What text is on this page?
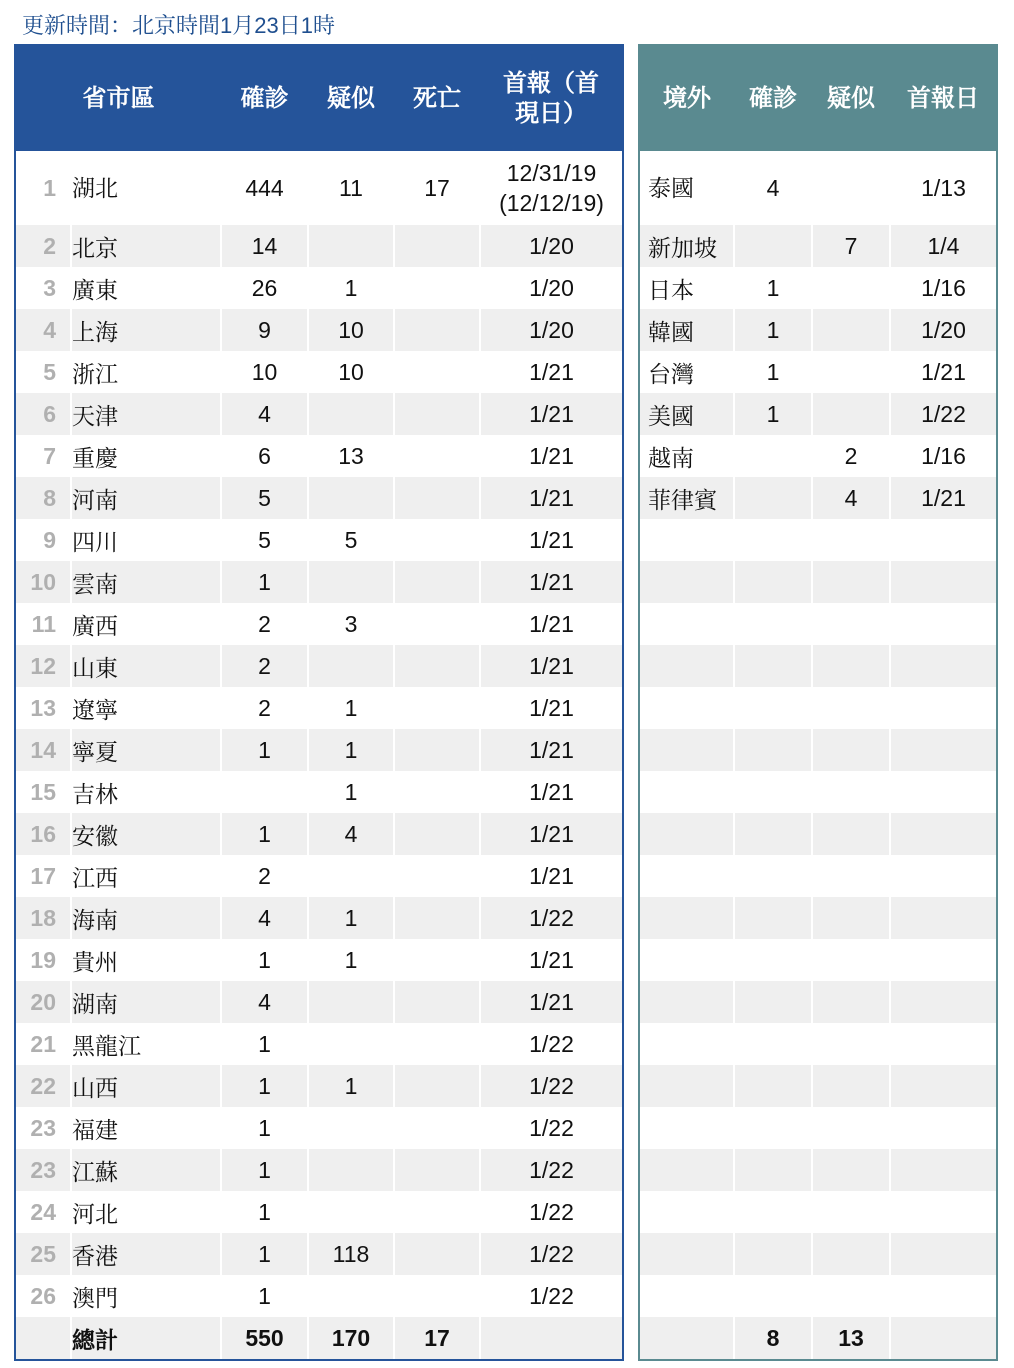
更新時間：北京時間1月23日1時
省市區		確診	疑似	死亡	首報（首
現日）
1	湖北	444	11	17	12/31/19
(12/12/19)
2	北京	14			1/20
3	廣東	26	1		1/20
4	上海	9	10		1/20
5	浙江	10	10		1/21
6	天津	4			1/21
7	重慶	6	13		1/21
8	河南	5			1/21
9	四川	5	5		1/21
10	雲南	1			1/21
11	廣西	2	3		1/21
12	山東	2			1/21
13	遼寧	2	1		1/21
14	寧夏	1	1		1/21
15	吉林		1		1/21
16	安徽	1	4		1/21
17	江西	2			1/21
18	海南	4	1		1/22
19	貴州	1	1		1/21
20	湖南	4			1/21
21	黑龍江	1			1/22
22	山西	1	1		1/22
23	福建	1			1/22
23	江蘇	1			1/22
24	河北	1			1/22
25	香港	1	118		1/22
26	澳門	1			1/22
	總計	550	170	17	
境外	確診	疑似	首報日
泰國	4		1/13
新加坡		7	1/4
日本	1		1/16
韓國	1		1/20
台灣	1		1/21
美國	1		1/22
越南		2	1/16
菲律賓		4	1/21

	8	13	
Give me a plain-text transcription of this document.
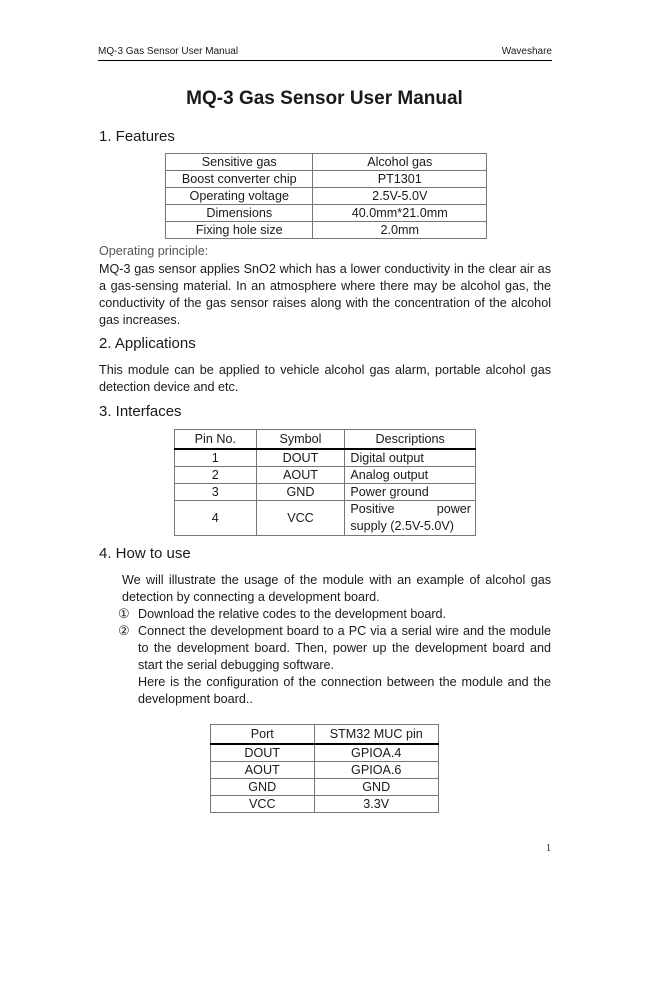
MQ-3 Gas Sensor User Manual	Waveshare
MQ-3 Gas Sensor User Manual
1. Features
Sensitive gas	Alcohol gas
Boost converter chip	PT1301
Operating voltage	2.5V-5.0V
Dimensions	40.0mm*21.0mm
Fixing hole size	2.0mm
Operating principle:
MQ-3 gas sensor applies SnO2 which has a lower conductivity in the clear air as a gas-sensing material. In an atmosphere where there may be alcohol gas, the conductivity of the gas sensor raises along with the concentration of the alcohol gas increases.
2. Applications
This module can be applied to vehicle alcohol gas alarm, portable alcohol gas detection device and etc.
3. Interfaces
Pin No.	Symbol	Descriptions
1	DOUT	Digital output
2	AOUT	Analog output
3	GND	Power ground
4	VCC	Positive power
supply (2.5V-5.0V)
4. How to use
We will illustrate the usage of the module with an example of alcohol gas detection by connecting a development board.
① Download the relative codes to the development board.
② Connect the development board to a PC via a serial wire and the module to the development board. Then, power up the development board and start the serial debugging software.
Here is the configuration of the connection between the module and the development board..
Port	STM32 MUC pin
DOUT	GPIOA.4
AOUT	GPIOA.6
GND	GND
VCC	3.3V
1
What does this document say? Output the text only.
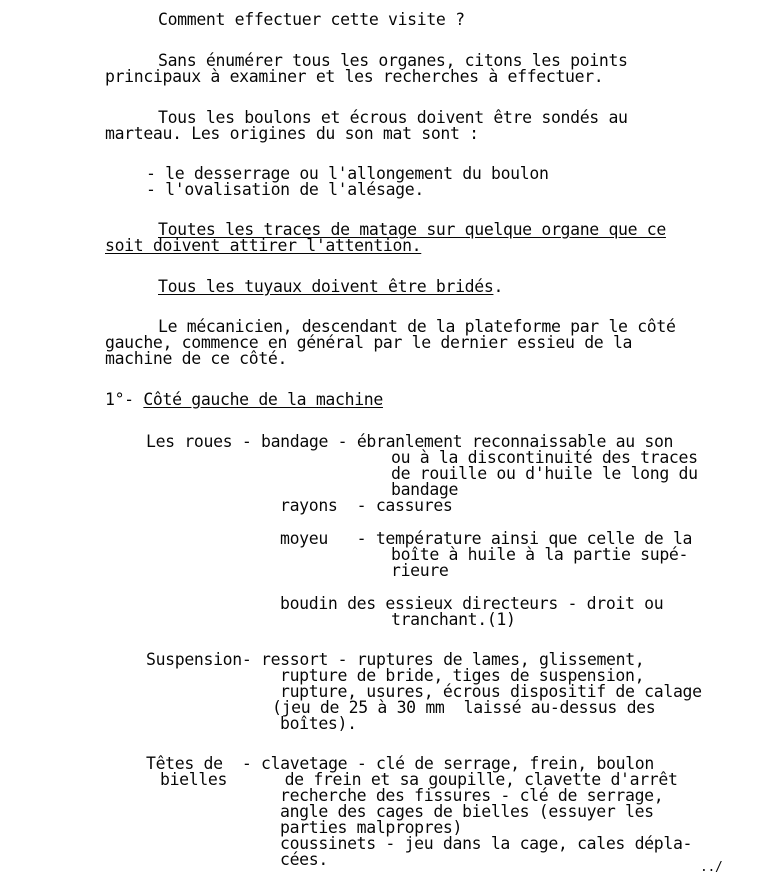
Comment effectuer cette visite ?
Sans énumérer tous les organes, citons les points
principaux à examiner et les recherches à effectuer.
Tous les boulons et écrous doivent être sondés au
marteau. Les origines du son mat sont :
- le desserrage ou l'allongement du boulon
- l'ovalisation de l'alésage.
Toutes les traces de matage sur quelque organe que ce
soit doivent attirer l'attention.
Tous les tuyaux doivent être bridés.
Le mécanicien, descendant de la plateforme par le côté
gauche, commence en général par le dernier essieu de la
machine de ce côté.
1°- Côté gauche de la machine
Les roues - bandage - ébranlement reconnaissable au son
ou à la discontinuité des traces
de rouille ou d'huile le long du
bandage
rayons  - cassures
moyeu   - température ainsi que celle de la
boîte à huile à la partie supé-
rieure
boudin des essieux directeurs - droit ou
tranchant.(1)
Suspension- ressort - ruptures de lames, glissement,
rupture de bride, tiges de suspension,
rupture, usures, écrous dispositif de calage
(jeu de 25 à 30 mm  laissé au-dessus des
boîtes).
Têtes de  - clavetage - clé de serrage, frein, boulon
bielles      de frein et sa goupille, clavette d'arrêt
recherche des fissures - clé de serrage,
angle des cages de bielles (essuyer les
parties malpropres)
coussinets - jeu dans la cage, cales dépla-
cées.	../
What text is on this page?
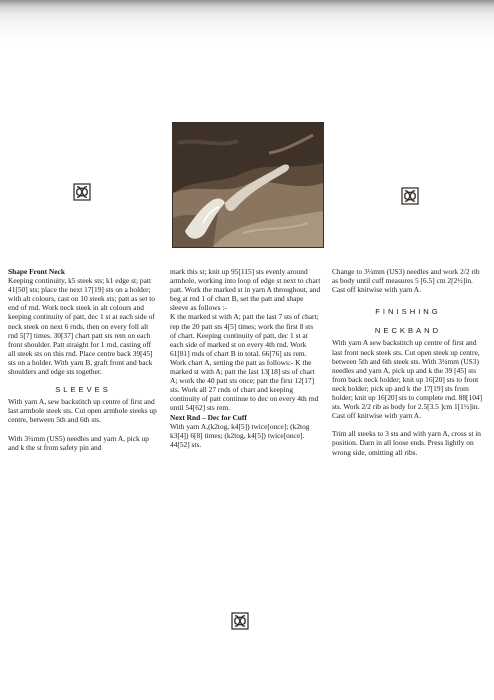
Shape Front Neck

Keeping continuity, k5 steek sts; k1 edge st; patt 41[50] sts; place the next 17[19] sts on a holder; with alt colours, cast on 10 steek sts; patt as set to end of rnd. Work neck steek in alt colours and keeping continuity of patt, dec 1 st at each side of neck steek on next 6 rnds, then on every foll alt rnd 5[7] times. 30[37] chart patt sts rem on each front shoulder. Patt straight for 1 rnd, casting off all steek sts on this rnd. Place centre back 39[45] sts on a holder. With yarn B, graft front and back shoulders and edge sts together.

SLEEVES

With yarn A, sew backstitch up centre of first and last armhole steek sts. Cut open armhole steeks up centre, between 5th and 6th sts.

With 3¼mm (US5) needles and yarn A, pick up and k the st from safety pin and

mark this st; knit up 95[115] sts evenly around armhole, working into loop of edge st next to chart patt. Work the marked st in yarn A throughout, and beg at rnd 1 of chart B, set the patt and shape sleeve as follows :-

K the marked st with A; patt the last 7 sts of chart; rep the 20 patt sts 4[5] times; work the first 8 sts of chart. Keeping continuity of patt, dec 1 st at each side of marked st on every 4th rnd. Work 61[81] rnds of chart B in total. 66[76] sts rem. Work chart A, setting the patt as follows:- K the marked st with A; patt the last 13[18] sts of chart A; work the 40 patt sts once; patt the first 12[17] sts. Work all 27 rnds of chart and keeping continuity of patt continue to dec on every 4th rnd until 54[62] sts rem.

Next Rnd – Dec for Cuff

With yarn A,(k2tog, k4[5]) twice[once]; (k2tog k3[4]) 6[8] times; (k2tog, k4[5]) twice[once]. 44[52] sts.

Change to 3¼mm (US3) needles and work 2/2 rib as body until cuff measures 5 [6.5] cm 2[2½]in. Cast off knitwise with yarn A.

FINISHING
NECKBAND

With yarn A sew backstitch up centre of first and last front neck steek sts. Cut open steek up centre, between 5th and 6th steek sts. With 3¼mm (US3) needles and yarn A, pick up and k the 39 [45] sts from back neck holder; knit up 16[20] sts to front neck holder; pick up and k the 17[19] sts from holder; knit up 16[20] sts to complete rnd. 88[104] sts. Work 2/2 rib as body for 2.5[3.5 ]cm 1[1½]in. Cast off knitwise with yarn A.

Trim all steeks to 3 sts and with yarn A, cross st in position. Darn in all loose ends. Press lightly on wrong side, omitting all ribs.
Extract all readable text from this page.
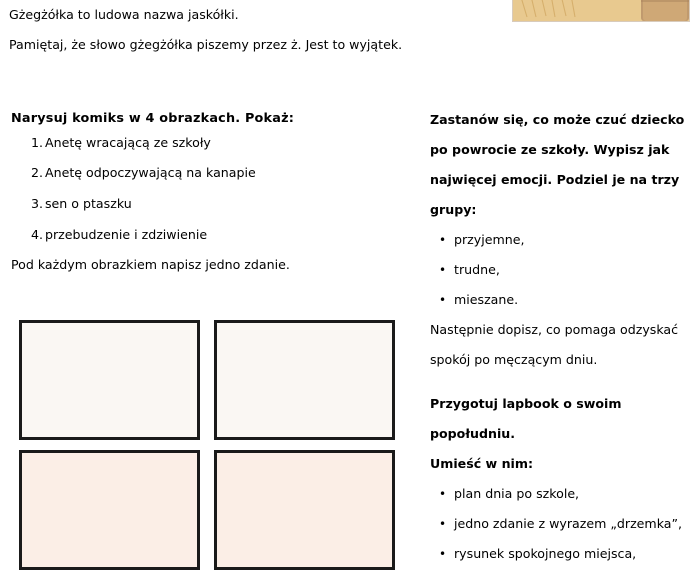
Gżegżółka to ludowa nazwa jaskółki.
Pamiętaj, że słowo gżegżółka piszemy przez ż. Jest to wyjątek.
Narysuj komiks w 4 obrazkach. Pokaż:
1. Anetę wracającą ze szkoły
2. Anetę odpoczywającą na kanapie
3. sen o ptaszku
4. przebudzenie i zdziwienie
Pod każdym obrazkiem napisz jedno zdanie.
Zastanów się, co może czuć dziecko
po powrocie ze szkoły. Wypisz jak
najwięcej emocji. Podziel je na trzy
grupy:
• przyjemne,
• trudne,
• mieszane.
Następnie dopisz, co pomaga odzyskać
spokój po męczącym dniu.
Przygotuj lapbook o swoim popołudniu.
Umieść w nim:
• plan dnia po szkole,
• jedno zdanie z wyrazem „drzemka”,
• rysunek spokojnego miejsca,
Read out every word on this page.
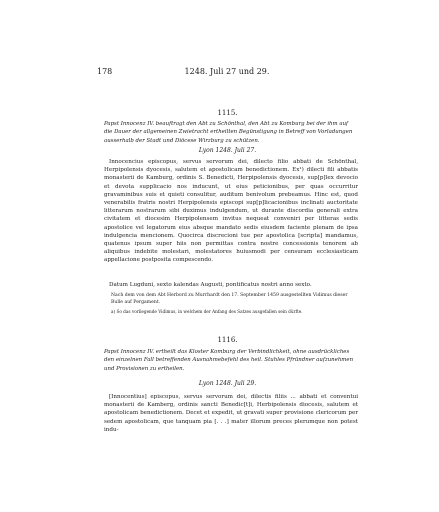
178	1248. Juli 27 und 29.
1115.
Papst Innocenz IV. beauftragt den Abt zu Schönthal, den Abt zu Komburg bei der ihm auf die Dauer der allgemeinen Zwietracht ertheilten Begünstigung in Betreff von Vorladungen ausserhalb der Stadt und Diöcese Wirzburg zu schützen.
Lyon 1248. Juli 27.
Innocencius episcopus, servus servorum dei, dilecto filio abbati de Schönthal, Herpipolensis dyocesis, salutem et apostolicam benedictionem. Ex¹) dilecti fili abbatis monasterii de Kamburg, ordinis S. Benedicti, Herpipolensis dyocesis, sup[p]lex devocio et devota supplicacio nos inducunt, ut eius peticionibus, per quas occurritur gravaminibus suis et quieti consulitur, auditum benivolum prebeamus. Hinc est, quod venerabilis fratris nostri Herpipolensis episcopi sup[p]licacionibus inclinati auctoritate litterarum nostrarum sibi duximus indulgendum, ut durante discordia generali extra civitatem et diocesim Herpipolensem invitus nequeat conveniri per litteras sedis apostolice vel legatorum eius absque mandato sedis eiusdem faciente plenam de ipsa indulgencia mencionem. Quocirca discrecioni tue per apostolica [scripta] mandamus, quatenus ipsum super hiis non permittas contra nostre concessionis tenorem ab aliquibus indebite molestari, molestatores huiusmodi per censuram ecclesiasticam appellacione postposita compescendo.
Datum Lugduni, sexto kalendas Augusti, pontificatus nostri anno sexto.
Nach dem von dem Abt Herbord zu Murrhardt den 17. September 1459 ausgestellten Vidimus dieser Bulle auf Pergament.
a) So das vorliegende Vidimus, in welchem der Anfang des Satzes ausgefallen sein dürfte.
1116.
Papst Innocenz IV. ertheilt das Kloster Komburg der Verbindlichkeit, ohne ausdrückliches den einzelnen Fall betreffenden Ausnahmebefehl des heil. Stuhles Pfründner aufzunehmen und Provisionen zu ertheilen.
Lyon 1248. Juli 29.
[Innocentius] episcopus, servus servorum dei, dilectis filiis ... abbati et conventui monasterii de Kamberg, ordinis sancti Benedic[t]i, Herbipolensis diocesis, salutem et apostolicam benedictionem. Decet et expedit, ut gravati super provisione clericorum per sedem apostolicam, que tanquam pia [. . .] mater illorum preces plerumque non potest indu-
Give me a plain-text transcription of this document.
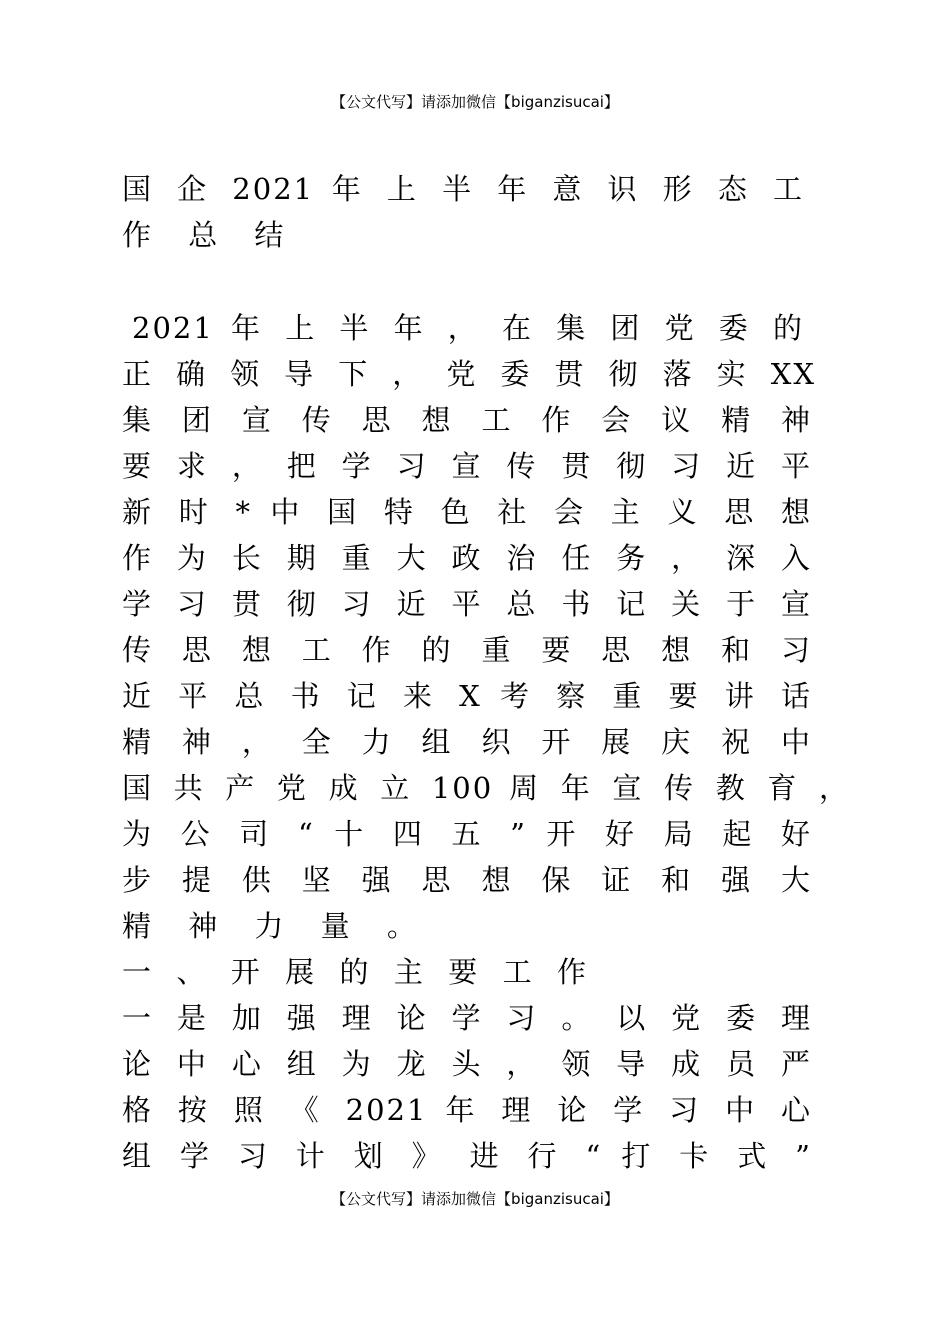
【公文代写】请添加微信【biganzisucai】
国 企 2021 年 上 半 年 意 识 形 态 工
作 总 结
2021 年 上 半 年 ， 在 集 团 党 委 的
正 确 领 导 下 ， 党 委 贯 彻 落 实 XX
集 团 宣 传 思 想 工 作 会 议 精 神
要 求 ， 把 学 习 宣 传 贯 彻 习 近 平
新 时 * 中 国 特 色 社 会 主 义 思 想
作 为 长 期 重 大 政 治 任 务 ， 深 入
学 习 贯 彻 习 近 平 总 书 记 关 于 宣
传 思 想 工 作 的 重 要 思 想 和 习
近 平 总 书 记 来 X 考 察 重 要 讲 话
精 神 ， 全 力 组 织 开 展 庆 祝 中
国 共 产 党 成 立 100 周 年 宣 传 教 育 ，
为 公 司 “ 十 四 五 ” 开 好 局 起 好
步 提 供 坚 强 思 想 保 证 和 强 大
精 神 力 量 。
一 、 开 展 的 主 要 工 作
一 是 加 强 理 论 学 习 。 以 党 委 理
论 中 心 组 为 龙 头 ， 领 导 成 员 严
格 按 照 《 2021 年 理 论 学 习 中 心
组 学 习 计 划 》 进 行 “ 打 卡 式 ”
【公文代写】请添加微信【biganzisucai】
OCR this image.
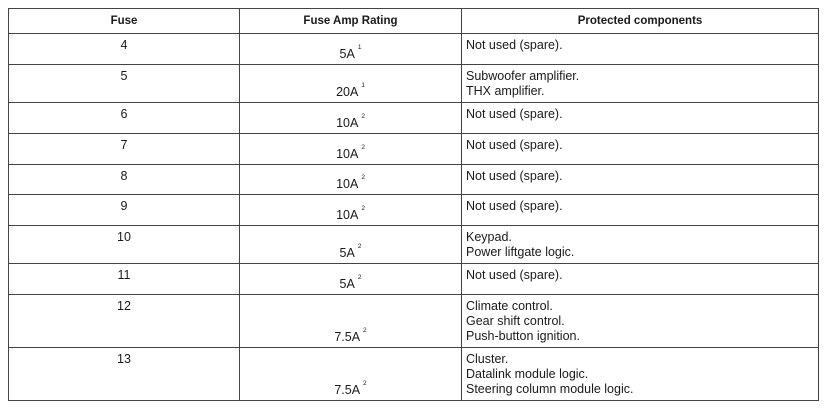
Fuse	Fuse Amp Rating	Protected components
4	5A $^1$	Not used (spare).

5	20A $^1$	Subwoofer amplifier.
THX amplifier.

6	10A $^2$	Not used (spare).

7	10A $^2$	Not used (spare).

8	10A $^2$	Not used (spare).

9	10A $^2$	Not used (spare).

10	5A $^2$	Keypad.
Power liftgate logic.

11	5A $^2$	Not used (spare).

12	7.5A $^2$	Climate control.
Gear shift control.
Push-button ignition.

13	7.5A $^2$	Cluster.
Datalink module logic.
Steering column module logic.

####################

-- WORK TO BE COMPLETED --
Find "pick". Copy every line it occurs in.

-- SOLUTION FOR THIS EXERCISE --
With 3¼mm (US5) needles and yarn A, pick up and k the st from safety pin and
With yarn A sew backstitch up centre of first and last front neck steek sts. Cut open steek up centre, between 5th and 6th steek sts. With 3¼mm (US3) needles and yarn A, pick up and k the 39 [45] sts from back neck holder; knit up 16[20] sts to front neck holder; pick up and k the 17[19] sts from holder; knit up 16[20] sts to complete rnd. 88[104] sts. Work 2/2 rib as body for 2.5[3.5 ]cm 1[1½]in. Cast off knitwise with yarn A.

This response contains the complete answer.